[Data entries]
......
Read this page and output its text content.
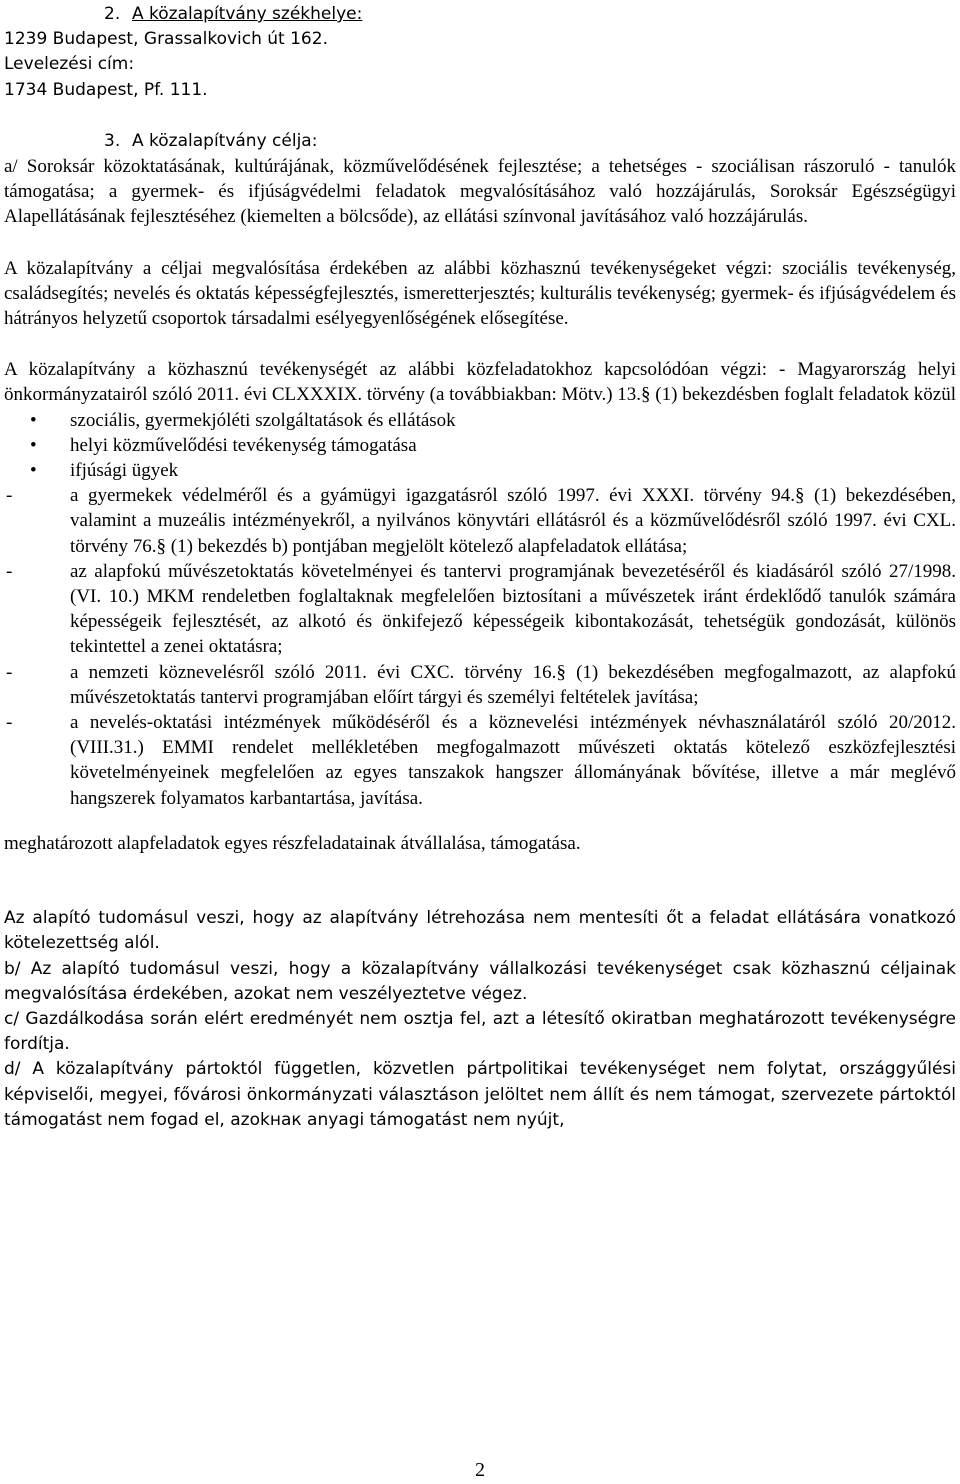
2. A közalapítvány székhelye:
1239 Budapest, Grassalkovich út 162.
Levelezési cím:
1734 Budapest, Pf. 111.
3. A közalapítvány célja:

a/ Soroksár közoktatásának, kultúrájának, közművelődésének fejlesztése; a tehetséges - szociálisan rászoruló - tanulók támogatása; a gyermek- és ifjúságvédelmi feladatok megvalósításához való hozzájárulás, Soroksár Egészségügyi Alapellátásának fejlesztéséhez (kiemelten a bölcsőde), az ellátási színvonal javításához való hozzájárulás.

A közalapítvány a céljai megvalósítása érdekében az alábbi közhasznú tevékenységeket végzi: szociális tevékenység, családsegítés; nevelés és oktatás képességfejlesztés, ismeretterjesztés; kulturális tevékenység; gyermek- és ifjúságvédelem és hátrányos helyzetű csoportok társadalmi esélyegyenlőségének elősegítése.

A közalapítvány a közhasznú tevékenységét az alábbi közfeladatokhoz kapcsolódóan végzi: - Magyarország helyi önkormányzatairól szóló 2011. évi CLXXXIX. törvény (a továbbiakban: Mötv.) 13.§ (1) bekezdésben foglalt feladatok közül

•	szociális, gyermekjóléti szolgáltatások és ellátások
•	helyi közművelődési tevékenység támogatása
•	ifjúsági ügyek
-	a gyermekek védelméről és a gyámügyi igazgatásról szóló 1997. évi XXXI. törvény 94.§ (1) bekezdésében, valamint a muzeális intézményekről, a nyilvános könyvtári ellátásról és a közművelődésről szóló 1997. évi CXL. törvény 76.§ (1) bekezdés b) pontjában megjelölt kötelező alapfeladatok ellátása;
-	az alapfokú művészetoktatás követelményei és tantervi programjának bevezetéséről és kiadásáról szóló 27/1998. (VI. 10.) MKM rendeletben foglaltaknak megfelelően biztosítani a művészetek iránt érdeklődő tanulók számára képességeik fejlesztését, az alkotó és önkifejező képességeik kibontakozását, tehetségük gondozását, különös tekintettel a zenei oktatásra;
-	a nemzeti köznevelésről szóló 2011. évi CXC. törvény 16.§ (1) bekezdésében megfogalmazott, az alapfokú művészetoktatás tantervi programjában előírt tárgyi és személyi feltételek javítása;
-	a nevelés-oktatási intézmények működéséről és a köznevelési intézmények névhasználatáról szóló 20/2012. (VIII.31.) EMMI rendelet mellékletében megfogalmazott művészeti oktatás kötelező eszközfejlesztési követelményeinek megfelelően az egyes tanszakok hangszer állományának bővítése, illetve a már meglévő hangszerek folyamatos karbantartása, javítása.

meghatározott alapfeladatok egyes részfeladatainak átvállalása, támogatása.

Az alapító tudomásul veszi, hogy az alapítvány létrehozása nem mentesíti őt a feladat ellátására vonatkozó kötelezettség alól.

b/ Az alapító tudomásul veszi, hogy a közalapítvány vállalkozási tevékenységet csak közhasznú céljainak megvalósítása érdekében, azokat nem veszélyeztetve végez.

c/ Gazdálkodása során elért eredményét nem osztja fel, azt a létesítő okiratban meghatározott tevékenységre fordítja.

d/ A közalapítvány pártoktól független, közvetlen pártpolitikai tevékenységet nem folytat, országgyűlési képviselői, megyei, fővárosi önkormányzati választáson jelöltet nem állít és nem támogat, szervezete pártoktól támogatást nem fogad el, azokнак anyagi támogatást nem nyújt,

2
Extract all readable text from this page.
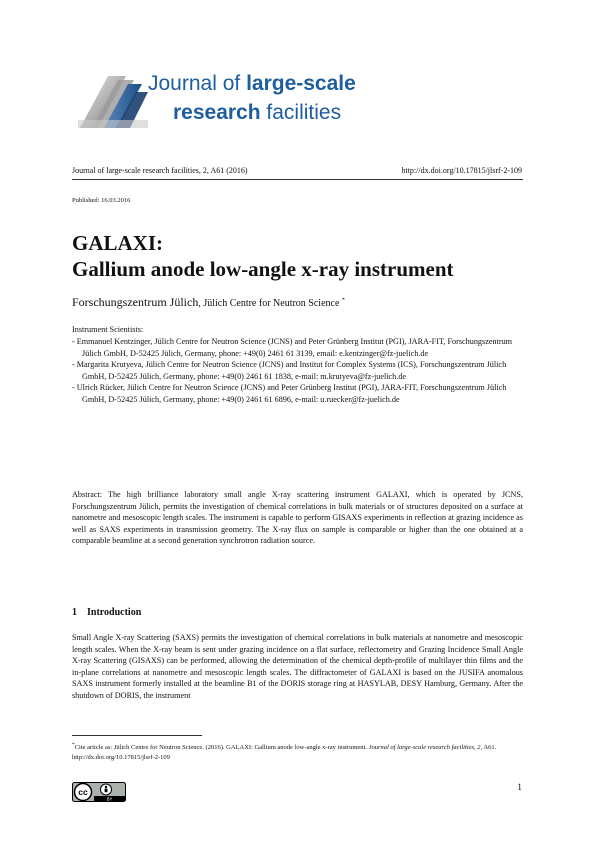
Journal of large-scale
research facilities
Journal of large-scale research facilities, 2, A61 (2016)	http://dx.doi.org/10.17815/jlsrf-2-109
Published: 16.03.2016
GALAXI:
Gallium anode low-angle x-ray instrument
Forschungszentrum Jülich, Jülich Centre for Neutron Science *
Instrument Scientists:
- Emmanuel Kentzinger, Jülich Centre for Neutron Science (JCNS) and Peter Grünberg Institut (PGI), JARA-FIT, Forschungszentrum Jülich GmbH, D-52425 Jülich, Germany, phone: +49(0) 2461 61 3139, email: e.kentzinger@fz-juelich.de
- Margarita Krutyeva, Jülich Centre for Neutron Science (JCNS) and Institut for Complex Systems (ICS), Forschungszentrum Jülich GmbH, D-52425 Jülich, Germany, phone: +49(0) 2461 61 1838, e-mail: m.krutyeva@fz-juelich.de
- Ulrich Rücker, Jülich Centre for Neutron Science (JCNS) and Peter Grünberg Institut (PGI), JARA-FIT, Forschungszentrum Jülich GmbH, D-52425 Jülich, Germany, phone: +49(0) 2461 61 6896, e-mail: u.ruecker@fz-juelich.de
Abstract: The high brilliance laboratory small angle X-ray scattering instrument GALAXI, which is operated by JCNS, Forschungszentrum Jülich, permits the investigation of chemical correlations in bulk materials or of structures deposited on a surface at nanometre and mesoscopic length scales. The instrument is capable to perform GISAXS experiments in reflection at grazing incidence as well as SAXS experiments in transmission geometry. The X-ray flux on sample is comparable or higher than the one obtained at a comparable beamline at a second generation synchrotron radiation source.
1 Introduction
Small Angle X-ray Scattering (SAXS) permits the investigation of chemical correlations in bulk materials at nanometre and mesoscopic length scales. When the X-ray beam is sent under grazing incidence on a flat surface, reflectometry and Grazing Incidence Small Angle X-ray Scattering (GISAXS) can be performed, allowing the determination of the chemical depth-profile of multilayer thin films and the in-plane correlations at nanometre and mesoscopic length scales. The diffractometer of GALAXI is based on the JUSIFA anomalous SAXS instrument formerly installed at the beamline B1 of the DORIS storage ring at HASYLAB, DESY Hamburg, Germany. After the shutdown of DORIS, the instrument
*Cite article as: Jülich Centre for Neutron Science. (2016). GALAXI: Gallium anode low-angle x-ray instrument. Journal of large-scale research facilities, 2, A61. http://dx.doi.org/10.17815/jlsrf-2-109
cc
BY
1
......
◆ Exercise description
Return the entries unchanged, save for the pictures, which do not belong in the copy.

◆ Reply to the exercise
Read this page and output its text content.
2. A közalapítvány székhelye:
1239 Budapest, Grassalkovich út 162.
Levelezési cím:
1734 Budapest, Pf. 111.
3. A közalapítvány célja:

a/ Soroksár közoktatásának, kultúrájának, közművelődésének fejlesztése; a tehetséges - szociálisan rászoruló - tanulók támogatása; a gyermek- és ifjúságvédelmi feladatok megvalósításához való hozzájárulás, Soroksár Egészségügyi Alapellátásának fejlesztéséhez (kiemelten a bölcsőde), az ellátási színvonal javításához való hozzájárulás.

A közalapítvány a céljai megvalósítása érdekében az alábbi közhasznú tevékenységeket végzi: szociális tevékenység, családsegítés; nevelés és oktatás képességfejlesztés, ismeretterjesztés; kulturális tevékenység; gyermek- és ifjúságvédelem és hátrányos helyzetű csoportok társadalmi esélyegyenlőségének elősegítése.

A közalapítvány a közhasznú tevékenységét az alábbi közfeladatokhoz kapcsolódóan végzi: - Magyarország helyi önkormányzatairól szóló 2011. évi CLXXXIX. törvény (a továbbiakban: Mötv.) 13.§ (1) bekezdésben foglalt feladatok közül

•	szociális, gyermekjóléti szolgáltatások és ellátások
•	helyi közművelődési tevékenység támogatása
•	ifjúsági ügyek
-	a gyermekek védelméről és a gyámügyi igazgatásról szóló 1997. évi XXXI. törvény 94.§ (1) bekezdésében, valamint a muzeális intézményekről, a nyilvános könyvtári ellátásról és a közművelődésről szóló 1997. évi CXL. törvény 76.§ (1) bekezdés b) pontjában megjelölt kötelező alapfeladatok ellátása;
-	az alapfokú művészetoktatás követelményei és tantervi programjának bevezetéséről és kiadásáról szóló 27/1998. (VI. 10.) MKM rendeletben foglaltaknak megfelelően biztosítani a művészetek iránt érdeklődő tanulók számára képességeik fejlesztését, az alkotó és önkifejező képességeik kibontakozását, tehetségük gondozását, különös tekintettel a zenei oktatásra;
-	a nemzeti köznevelésről szóló 2011. évi CXC. törvény 16.§ (1) bekezdésében megfogalmazott, az alapfokú művészetoktatás tantervi programjában előírt tárgyi és személyi feltételek javítása;
-	a nevelés-oktatási intézmények működéséről és a köznevelési intézmények névhasználatáról szóló 20/2012. (VIII.31.) EMMI rendelet mellékletében megfogalmazott művészeti oktatás kötelező eszközfejlesztési követelményeinek megfelelően az egyes tanszakok hangszer állományának bővítése, illetve a már meglévő hangszerek folyamatos karbantartása, javítása.

meghatározott alapfeladatok egyes részfeladatainak átvállalása, támogatása.

Az alapító tudomásul veszi, hogy az alapítvány létrehozása nem mentesíti őt a feladat ellátására vonatkozó kötelezettség alól.

b/ Az alapító tudomásul veszi, hogy a közalapítvány vállalkozási tevékenységet csak közhasznú céljainak megvalósítása érdekében, azokat nem veszélyeztetve végez.

c/ Gazdálkodása során elért eredményét nem osztja fel, azt a létesítő okiratban meghatározott tevékenységre fordítja.

d/ A közalapítvány pártoktól független, közvetlen pártpolitikai tevékenységet nem folytat, országgyűlési képviselői, megyei, fővárosi önkormányzati választáson jelöltet nem állít és nem támogat, szervezete pártoktól támogatást nem fogad el, azokнак anyagi támogatást nem nyújt,

2
Extract all readable text from this page.
Journal of large-scale
research facilities
Journal of large-scale research facilities, 2, A61 (2016)	http://dx.doi.org/10.17815/jlsrf-2-109
Published: 16.03.2016
GALAXI:
Gallium anode low-angle x-ray instrument
Forschungszentrum Jülich, Jülich Centre for Neutron Science *
Instrument Scientists:
- Emmanuel Kentzinger, Jülich Centre for Neutron Science (JCNS) and Peter Grünberg Institut (PGI), JARA-FIT, Forschungszentrum Jülich GmbH, D-52425 Jülich, Germany, phone: +49(0) 2461 61 3139, email: e.kentzinger@fz-juelich.de
- Margarita Krutyeva, Jülich Centre for Neutron Science (JCNS) and Institut for Complex Systems (ICS), Forschungszentrum Jülich GmbH, D-52425 Jülich, Germany, phone: +49(0) 2461 61 1838, e-mail: m.krutyeva@fz-juelich.de
- Ulrich Rücker, Jülich Centre for Neutron Science (JCNS) and Peter Grünberg Institut (PGI), JARA-FIT, Forschungszentrum Jülich GmbH, D-52425 Jülich, Germany, phone: +49(0) 2461 61 6896, e-mail: u.ruecker@fz-juelich.de
Abstract: The high brilliance laboratory small angle X-ray scattering instrument GALAXI, which is operated by JCNS, Forschungszentrum Jülich, permits the investigation of chemical correlations in bulk materials or of structures deposited on a surface at nanometre and mesoscopic length scales. The instrument is capable to perform GISAXS experiments in reflection at grazing incidence as well as SAXS experiments in transmission geometry. The X-ray flux on sample is comparable or higher than the one obtained at a comparable beamline at a second generation synchrotron radiation source.
1 Introduction
Small Angle X-ray Scattering (SAXS) permits the investigation of chemical correlations in bulk materials at nanometre and mesoscopic length scales. When the X-ray beam is sent under grazing incidence on a flat surface, reflectometry and Grazing Incidence Small Angle X-ray Scattering (GISAXS) can be performed, allowing the determination of the chemical depth-profile of multilayer thin films and the in-plane correlations at nanometre and mesoscopic length scales. The diffractometer of GALAXI is based on the JUSIFA anomalous SAXS instrument formerly installed at the beamline B1 of the DORIS storage ring at HASYLAB, DESY Hamburg, Germany. After the shutdown of DORIS, the instrument
*Cite article as: Jülich Centre for Neutron Science. (2016). GALAXI: Gallium anode low-angle x-ray instrument. Journal of large-scale research facilities, 2, A61. http://dx.doi.org/10.17815/jlsrf-2-109
cc
BY
1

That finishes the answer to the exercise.